Transcribe the material below exactly as it appears.

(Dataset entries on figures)
++++++
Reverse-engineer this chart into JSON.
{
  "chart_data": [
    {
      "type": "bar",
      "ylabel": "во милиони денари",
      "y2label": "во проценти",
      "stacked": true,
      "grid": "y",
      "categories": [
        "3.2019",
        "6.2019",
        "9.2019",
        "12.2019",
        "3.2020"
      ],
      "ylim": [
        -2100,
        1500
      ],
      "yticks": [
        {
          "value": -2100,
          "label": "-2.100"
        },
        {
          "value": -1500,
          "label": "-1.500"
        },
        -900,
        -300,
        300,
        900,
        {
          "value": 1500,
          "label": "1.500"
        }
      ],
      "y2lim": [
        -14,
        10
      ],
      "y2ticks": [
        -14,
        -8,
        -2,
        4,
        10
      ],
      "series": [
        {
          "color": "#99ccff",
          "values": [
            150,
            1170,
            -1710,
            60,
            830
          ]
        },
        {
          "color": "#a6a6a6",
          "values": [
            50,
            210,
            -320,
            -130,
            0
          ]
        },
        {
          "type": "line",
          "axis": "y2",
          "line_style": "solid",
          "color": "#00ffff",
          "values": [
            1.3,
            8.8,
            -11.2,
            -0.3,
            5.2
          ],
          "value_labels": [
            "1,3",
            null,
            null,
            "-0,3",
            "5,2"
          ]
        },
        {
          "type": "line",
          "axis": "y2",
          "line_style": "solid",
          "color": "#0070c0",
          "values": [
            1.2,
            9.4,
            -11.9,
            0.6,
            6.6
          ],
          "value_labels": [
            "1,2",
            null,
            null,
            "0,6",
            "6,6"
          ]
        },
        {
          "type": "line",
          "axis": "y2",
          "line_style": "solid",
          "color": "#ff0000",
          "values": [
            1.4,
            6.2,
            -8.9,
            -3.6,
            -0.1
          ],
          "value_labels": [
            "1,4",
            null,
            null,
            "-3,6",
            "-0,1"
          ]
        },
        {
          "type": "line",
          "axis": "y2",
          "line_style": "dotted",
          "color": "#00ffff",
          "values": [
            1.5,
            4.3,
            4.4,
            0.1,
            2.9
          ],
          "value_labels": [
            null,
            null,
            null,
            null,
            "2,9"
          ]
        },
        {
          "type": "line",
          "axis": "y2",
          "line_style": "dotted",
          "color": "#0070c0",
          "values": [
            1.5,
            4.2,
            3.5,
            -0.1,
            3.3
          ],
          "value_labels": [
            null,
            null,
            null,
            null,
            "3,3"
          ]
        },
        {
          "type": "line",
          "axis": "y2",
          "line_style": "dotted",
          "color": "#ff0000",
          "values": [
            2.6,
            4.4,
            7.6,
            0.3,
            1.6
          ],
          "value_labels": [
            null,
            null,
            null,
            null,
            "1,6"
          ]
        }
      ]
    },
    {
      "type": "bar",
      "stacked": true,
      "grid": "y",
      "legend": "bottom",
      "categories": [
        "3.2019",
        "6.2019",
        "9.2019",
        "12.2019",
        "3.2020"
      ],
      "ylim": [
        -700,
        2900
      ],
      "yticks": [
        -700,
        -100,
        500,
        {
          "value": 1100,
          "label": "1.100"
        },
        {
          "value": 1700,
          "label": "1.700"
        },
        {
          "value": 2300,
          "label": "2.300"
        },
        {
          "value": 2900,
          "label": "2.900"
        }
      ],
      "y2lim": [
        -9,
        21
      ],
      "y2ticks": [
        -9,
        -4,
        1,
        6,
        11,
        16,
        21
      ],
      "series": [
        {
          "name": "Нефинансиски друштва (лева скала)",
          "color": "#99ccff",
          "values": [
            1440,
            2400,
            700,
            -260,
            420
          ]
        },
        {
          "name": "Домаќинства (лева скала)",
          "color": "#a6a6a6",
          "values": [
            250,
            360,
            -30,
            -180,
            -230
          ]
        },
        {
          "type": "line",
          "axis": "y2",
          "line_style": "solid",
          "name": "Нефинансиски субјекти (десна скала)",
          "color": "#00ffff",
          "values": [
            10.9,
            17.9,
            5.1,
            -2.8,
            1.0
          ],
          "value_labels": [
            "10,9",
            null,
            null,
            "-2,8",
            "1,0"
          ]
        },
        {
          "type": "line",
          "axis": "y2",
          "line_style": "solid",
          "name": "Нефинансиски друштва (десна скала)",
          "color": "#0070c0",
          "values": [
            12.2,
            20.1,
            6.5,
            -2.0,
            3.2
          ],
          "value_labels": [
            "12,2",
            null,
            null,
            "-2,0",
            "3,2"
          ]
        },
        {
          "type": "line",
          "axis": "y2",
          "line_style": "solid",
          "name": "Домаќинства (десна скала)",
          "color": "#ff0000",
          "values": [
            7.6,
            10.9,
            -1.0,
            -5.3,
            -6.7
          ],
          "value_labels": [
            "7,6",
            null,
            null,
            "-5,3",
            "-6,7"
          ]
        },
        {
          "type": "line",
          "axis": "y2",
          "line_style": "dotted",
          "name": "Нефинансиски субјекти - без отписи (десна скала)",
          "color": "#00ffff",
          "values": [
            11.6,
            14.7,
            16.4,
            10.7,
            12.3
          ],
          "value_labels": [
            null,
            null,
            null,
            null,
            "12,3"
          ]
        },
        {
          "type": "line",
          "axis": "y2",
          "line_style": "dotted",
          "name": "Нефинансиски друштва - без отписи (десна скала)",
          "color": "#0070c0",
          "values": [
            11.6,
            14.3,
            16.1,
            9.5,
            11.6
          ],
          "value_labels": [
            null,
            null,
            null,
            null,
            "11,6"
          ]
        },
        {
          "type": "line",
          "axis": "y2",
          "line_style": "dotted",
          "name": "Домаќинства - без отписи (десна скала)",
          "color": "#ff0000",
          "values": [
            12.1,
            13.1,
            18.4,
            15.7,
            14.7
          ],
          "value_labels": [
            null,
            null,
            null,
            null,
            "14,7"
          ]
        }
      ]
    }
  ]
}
++++++
*RESPONSE TO THIS TASK*
Reverse-engineer this chart into JSON.
{
  "chart_data": [
    {
      "type": "bar",
      "ylabel": "во милиони денари",
      "y2label": "во проценти",
      "stacked": true,
      "grid": "y",
      "categories": [
        "3.2019",
        "6.2019",
        "9.2019",
        "12.2019",
        "3.2020"
      ],
      "ylim": [
        -2100,
        1500
      ],
      "yticks": [
        {
          "value": -2100,
          "label": "-2.100"
        },
        {
          "value": -1500,
          "label": "-1.500"
        },
        -900,
        -300,
        300,
        900,
        {
          "value": 1500,
          "label": "1.500"
        }
      ],
      "y2lim": [
        -14,
        10
      ],
      "y2ticks": [
        -14,
        -8,
        -2,
        4,
        10
      ],
      "series": [
        {
          "color": "#99ccff",
          "values": [
            150,
            1170,
            -1710,
            60,
            830
          ]
        },
        {
          "color": "#a6a6a6",
          "values": [
            50,
            210,
            -320,
            -130,
            0
          ]
        },
        {
          "type": "line",
          "axis": "y2",
          "line_style": "solid",
          "color": "#00ffff",
          "values": [
            1.3,
            8.8,
            -11.2,
            -0.3,
            5.2
          ],
          "value_labels": [
            "1,3",
            null,
            null,
            "-0,3",
            "5,2"
          ]
        },
        {
          "type": "line",
          "axis": "y2",
          "line_style": "solid",
          "color": "#0070c0",
          "values": [
            1.2,
            9.4,
            -11.9,
            0.6,
            6.6
          ],
          "value_labels": [
            "1,2",
            null,
            null,
            "0,6",
            "6,6"
          ]
        },
        {
          "type": "line",
          "axis": "y2",
          "line_style": "solid",
          "color": "#ff0000",
          "values": [
            1.4,
            6.2,
            -8.9,
            -3.6,
            -0.1
          ],
          "value_labels": [
            "1,4",
            null,
            null,
            "-3,6",
            "-0,1"
          ]
        },
        {
          "type": "line",
          "axis": "y2",
          "line_style": "dotted",
          "color": "#00ffff",
          "values": [
            1.5,
            4.3,
            4.4,
            0.1,
            2.9
          ],
          "value_labels": [
            null,
            null,
            null,
            null,
            "2,9"
          ]
        },
        {
          "type": "line",
          "axis": "y2",
          "line_style": "dotted",
          "color": "#0070c0",
          "values": [
            1.5,
            4.2,
            3.5,
            -0.1,
            3.3
          ],
          "value_labels": [
            null,
            null,
            null,
            null,
            "3,3"
          ]
        },
        {
          "type": "line",
          "axis": "y2",
          "line_style": "dotted",
          "color": "#ff0000",
          "values": [
            2.6,
            4.4,
            7.6,
            0.3,
            1.6
          ],
          "value_labels": [
            null,
            null,
            null,
            null,
            "1,6"
          ]
        }
      ]
    },
    {
      "type": "bar",
      "stacked": true,
      "grid": "y",
      "legend": "bottom",
      "categories": [
        "3.2019",
        "6.2019",
        "9.2019",
        "12.2019",
        "3.2020"
      ],
      "ylim": [
        -700,
        2900
      ],
      "yticks": [
        -700,
        -100,
        500,
        {
          "value": 1100,
          "label": "1.100"
        },
        {
          "value": 1700,
          "label": "1.700"
        },
        {
          "value": 2300,
          "label": "2.300"
        },
        {
          "value": 2900,
          "label": "2.900"
        }
      ],
      "y2lim": [
        -9,
        21
      ],
      "y2ticks": [
        -9,
        -4,
        1,
        6,
        11,
        16,
        21
      ],
      "series": [
        {
          "name": "Нефинансиски друштва (лева скала)",
          "color": "#99ccff",
          "values": [
            1440,
            2400,
            700,
            -260,
            420
          ]
        },
        {
          "name": "Домаќинства (лева скала)",
          "color": "#a6a6a6",
          "values": [
            250,
            360,
            -30,
            -180,
            -230
          ]
        },
        {
          "type": "line",
          "axis": "y2",
          "line_style": "solid",
          "name": "Нефинансиски субјекти (десна скала)",
          "color": "#00ffff",
          "values": [
            10.9,
            17.9,
            5.1,
            -2.8,
            1.0
          ],
          "value_labels": [
            "10,9",
            null,
            null,
            "-2,8",
            "1,0"
          ]
        },
        {
          "type": "line",
          "axis": "y2",
          "line_style": "solid",
          "name": "Нефинансиски друштва (десна скала)",
          "color": "#0070c0",
          "values": [
            12.2,
            20.1,
            6.5,
            -2.0,
            3.2
          ],
          "value_labels": [
            "12,2",
            null,
            null,
            "-2,0",
            "3,2"
          ]
        },
        {
          "type": "line",
          "axis": "y2",
          "line_style": "solid",
          "name": "Домаќинства (десна скала)",
          "color": "#ff0000",
          "values": [
            7.6,
            10.9,
            -1.0,
            -5.3,
            -6.7
          ],
          "value_labels": [
            "7,6",
            null,
            null,
            "-5,3",
            "-6,7"
          ]
        },
        {
          "type": "line",
          "axis": "y2",
          "line_style": "dotted",
          "name": "Нефинансиски субјекти - без отписи (десна скала)",
          "color": "#00ffff",
          "values": [
            11.6,
            14.7,
            16.4,
            10.7,
            12.3
          ],
          "value_labels": [
            null,
            null,
            null,
            null,
            "12,3"
          ]
        },
        {
          "type": "line",
          "axis": "y2",
          "line_style": "dotted",
          "name": "Нефинансиски друштва - без отписи (десна скала)",
          "color": "#0070c0",
          "values": [
            11.6,
            14.3,
            16.1,
            9.5,
            11.6
          ],
          "value_labels": [
            null,
            null,
            null,
            null,
            "11,6"
          ]
        },
        {
          "type": "line",
          "axis": "y2",
          "line_style": "dotted",
          "name": "Домаќинства - без отписи (десна скала)",
          "color": "#ff0000",
          "values": [
            12.1,
            13.1,
            18.4,
            15.7,
            14.7
          ],
          "value_labels": [
            null,
            null,
            null,
            null,
            "14,7"
          ]
        }
      ]
    }
  ]
}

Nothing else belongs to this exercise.